'''
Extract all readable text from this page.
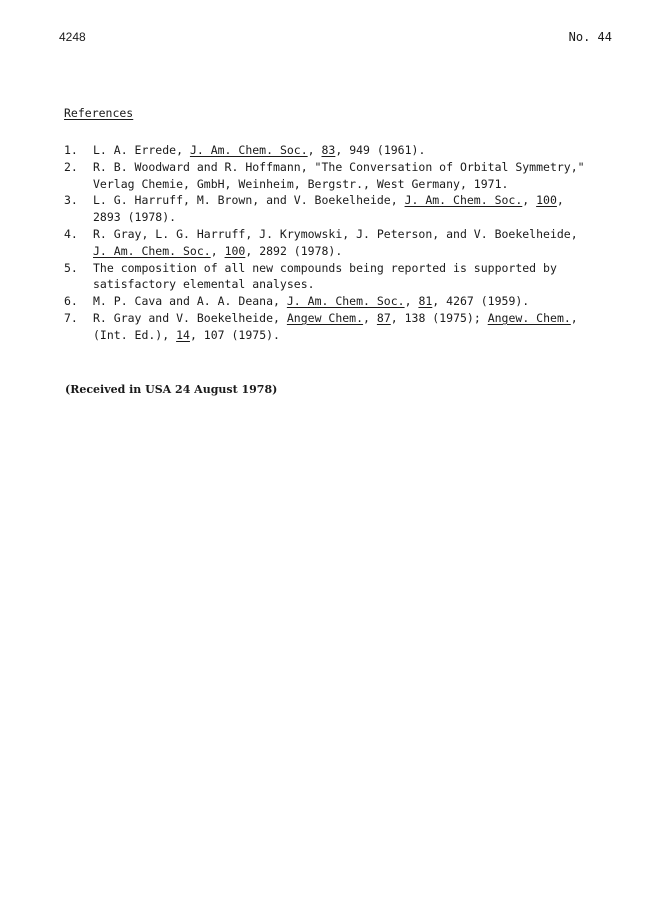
4248	No. 44
References
1.	L. A. Errede, J. Am. Chem. Soc., 83, 949 (1961).
2.	R. B. Woodward and R. Hoffmann, "The Conversation of Orbital Symmetry,"
Verlag Chemie, GmbH, Weinheim, Bergstr., West Germany, 1971.
3.	L. G. Harruff, M. Brown, and V. Boekelheide, J. Am. Chem. Soc., 100,
2893 (1978).
4.	R. Gray, L. G. Harruff, J. Krymowski, J. Peterson, and V. Boekelheide,
J. Am. Chem. Soc., 100, 2892 (1978).
5.	The composition of all new compounds being reported is supported by
satisfactory elemental analyses.
6.	M. P. Cava and A. A. Deana, J. Am. Chem. Soc., 81, 4267 (1959).
7.	R. Gray and V. Boekelheide, Angew Chem., 87, 138 (1975); Angew. Chem.,
(Int. Ed.), 14, 107 (1975).
(Received in USA 24 August 1978)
'''
Only the number is required: the count of lines containing the word "Harruff".

2